Selected text:

>> begin

Is all of this not only micro-optimization? My first attempts ended up making everything slower and I almost dropped it. But after applying the mentioned optimizations, I found a consistent 20 ... 25% speedup with perfplot (applied to the solver only, nothing around):

Solver1_Comparison

This is admittedly not a quantum leap when it comes to solving pentadiagonal systems, but it's also not nothing. These optimizations can easily save a few minutes in the applications encountered in chemotools. Also, that means that 5 right hand sides can be solved in the same time that 4 take with the current version. Besides, this only considers the runtime, but not the memory savings.

How to proceed Would you be interested in a collaboration and me submitting a PR on this from the fork I made?

Thanks for Your time!

I wish a great start in the week!

Kind regards

Appendix - What did not do any good Changing from C-contiguous to F-contiguous Arrays that would fit better into the solvers access pattern has only a minor effect, i.e.,

def penta_solver_new(double[::1, :] mat_flat, double[:] rhs): # <- explicit F-order-Array here
    return np.asarray(c_penta_solver_new(mat_flat, rhs))

cdef double[:] c_penta_solver_new(double[::1, :] mat_flat, double[:] rhs): # <- explicit F-order-Array here
    # Variable declarations
    cdef int64_t mat_j = mat_flat.shape[1]

    ...

did not really improve anything:

Solver1_Comparison_F_Order

Hey there!

This is awesome :tada:

I have to admit that I just straight forward implemented the algorithms from the referenced paper and didn't care to much about memory efficiency.

I am happy to review a PR from you! Could you update the second algorithm as well?

Cheers, Sebastian

Of course I can also update the second algorithm.

Do you have a timeline on this? Just for me to plan.

Would you actually be interested in porting the low-level implementation to Rust? That would make it more accessible and the Python interface is also relatively straightforward. With your CI to build wheels already in place, distribution would be managable. I think this repository is great, but the use of Cython unnecessarily limits its use to Python only 🤔

We did something similar with https://github.com/GeoStat-Framework/GSTools-Core/ in the past.

Since I recently created solver.pxd file to be able to cimport the solver module in other cython code, I wouldn't drop the cython implementation.

There is already a mechanism to select the desired solving backend (like solve_banded, scipy sparse, umf_pack ...), so it could be an idea to create a rust implementation with python bindings and add it to the list of available solvers.

Whats your opinion here?

Of course I can also update the second algorithm.

>> end

Given information:
>> begin

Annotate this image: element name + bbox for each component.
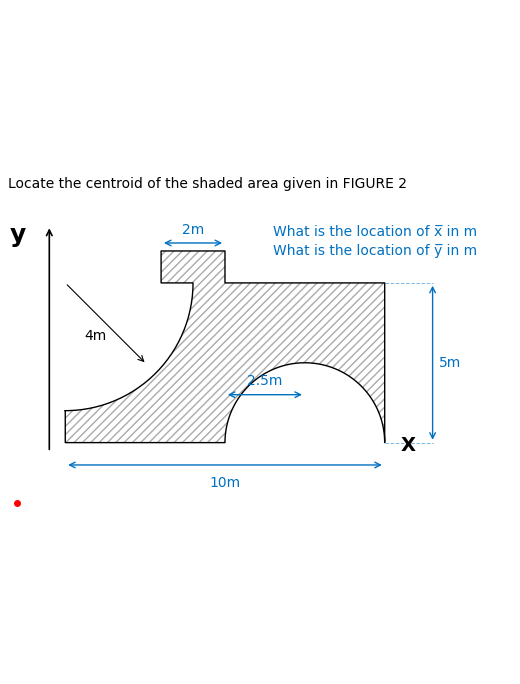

>> end

Please state the speedup that the pentadiagonal solver thread reports finding with perfplot after the optimizations were applied. This data was taken from a separate source.

A consistent 20 to 25% speedup, measured on the solver only.